Lesetext —

#####

Brooke Davis, Noch so eine Tatsache über die Welt
„Wie lebt man mit dem Wissen, dass jeder, den man liebt, jederzeit sterben kann?“ Was bedeutet trauern, nicht im Sinne eines Prozesses, der Anfang und Ende hat und bei dem es nur um das Traurigsein geht, sondern als fester Bestandteil des Lebens. Als etwas, mit dem zu leben wir lernen müssen, …“
Mit diesen Fragen hat sich die junge Autorin nicht nur theoretisch beschäftigt. Sie entstanden nach dem tödlichen Unfall ihrer Mutter, von dem sie während einer Reise durch Südostasien per Mail erfahren hat.
Das Ergebnis ist ein, man mag es kaum glauben, humorvoll, witziger, ironischer Roman, in dem drei Menschen – die siebenjährige Millie, der siebenundachtzigjährige Karl und die zweiundachzige Agatha, alle mit großen Verlusterfahrungen – aufeinandertreffen und sich in ihren Komischkeiten zunächst fürchterlich auf die Nerven gehen.
Millie hat ihren Vater verloren und versteht nicht, wie die Menschen sich nach dem Tod des Vater ihr gegenüber verhalten:
Nach dem Tod des Vaters benahmen sich die Leute in der Stadt so, als hätten sie Millie lieb. Ja, Millie, sagten sie. Arme Kleine, sagten sie. Hier ist ein Lutscher für dich, sagten sie. Aber sie wusste, es war nur weil ihr Dad tot war“
In dieser Situation hätte Millie eine Mutter gebraucht, die für sie da ist, sie einfach in den Arm nimmt. Doch die sitzt in ihrer Trauer teilnahmslos auf dem Sofa und schaut unentwegt fern. Millie bleibt in ihrer Trauer allein und findet für sich in dem Ritual, Kerzen für den verstorbenen Vater anzuzünden, wie sie es nach dem Tod ihres Hamsters gemacht, ein wenig Trost, weil die Lichter ein wenig Helligkeit in ihr Dunkel bringen.
Irgendwann geht die Mutter mit ihr in ein Kaufhaus und lässt sie dort einfach zurück mit der Aufforderung, auf sie zu warten. Millie wartet und wartet und wartet. Doch die Mutter kommt nicht mehr zurück, um sie zu holen.
Im Kaufhaus treffen sich Millie und Karl, der sich dort versteckt, weil er aus einem Altenheim ausgebüchst ist und seitdem – veranlasst von Karls Sohn – polizeilich gesucht wird. Karl will Millie helfen, die Mutter zu finden, etwas was für ihn in seiner Einsamkeit Sinn zu machen scheint.
Doch bevor sie sich auf die Suche machen können, müssen sie sich erst einmal vor der Polizei und dem Jugendamt verstecken, die Millie unterbringen wollen. Karl kann nicht ins Altenheim und Millie nicht nach Hause. Also wohin?

#####

Gegebene Daten —
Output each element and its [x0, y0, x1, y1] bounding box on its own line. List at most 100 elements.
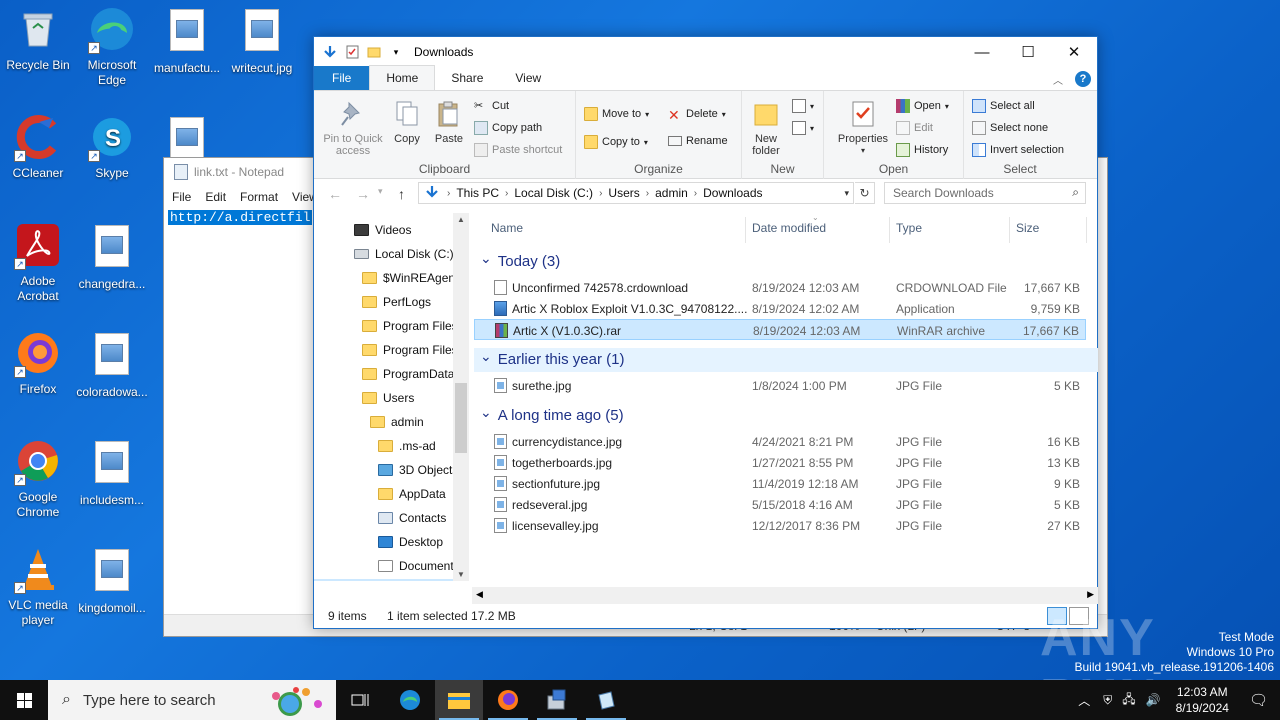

#####

Aufgaben —
**A.** Beantworten Sie zur Buchbesprechung:
(i) Wie alt ist Karl?
(ii) Während welcher Reise erfuhr die Autorin vom Unfall ihrer Mutter?
(iii) Wo lässt die Mutter Millie zurück?
**B.** Schreiben Sie den Abschnitt der Buchbesprechung von „Doch bevor sie“ bis einschließlich „Hause. Also wohin?“ um und ersetzen Sie dabei „Jugendamt“ durch „Sozialamt“.

Lösungen —
**A.**
(i) Siebenundachtzig Jahre.
(ii) Während einer Reise durch Südostasien.
(iii) In einem Kaufhaus.

**B.**
Doch bevor sie sich auf die Suche machen können, müssen sie sich erst einmal vor der Polizei und dem Sozialamt verstecken, die Millie unterbringen wollen. Karl kann nicht ins Altenheim und Millie nicht nach Hause. Also wohin?